Task instructions: Make an exact copy of the entries below with the pictures removed.

[Dataset excerpts]
******************************

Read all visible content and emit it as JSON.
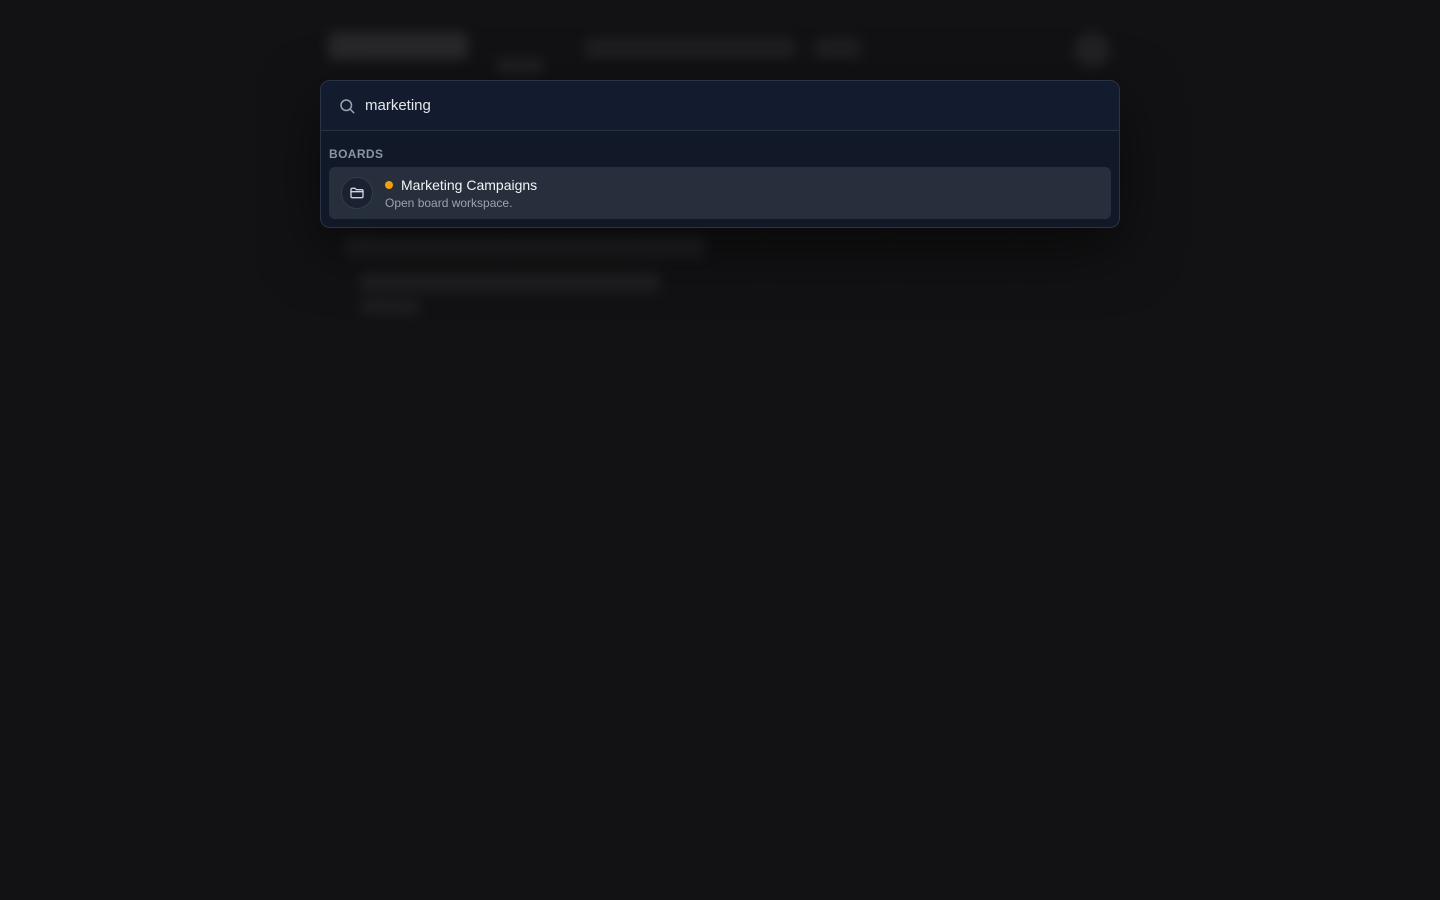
{
  "search": {
    "value": "marketing",
    "placeholder": ""
  },
  "sections": [
    {
      "label": "BOARDS",
      "items": [
        {
          "title": "Marketing Campaigns",
          "subtitle": "Open board workspace.",
          "icon": "folder-icon",
          "status_color": "#f59e0b"
        }
      ]
    }
  ],
  "colors": {
    "accent_dot": "#f59e0b",
    "palette_bg": "#111827",
    "selected_bg": "#272f3d"
  }
}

******************************

Exercise result:
Read all visible content and emit it as JSON.
{
  "search": {
    "value": "marketing",
    "placeholder": ""
  },
  "sections": [
    {
      "label": "BOARDS",
      "items": [
        {
          "title": "Marketing Campaigns",
          "subtitle": "Open board workspace.",
          "icon": "folder-icon",
          "status_color": "#f59e0b"
        }
      ]
    }
  ],
  "colors": {
    "accent_dot": "#f59e0b",
    "palette_bg": "#111827",
    "selected_bg": "#272f3d"
  }
}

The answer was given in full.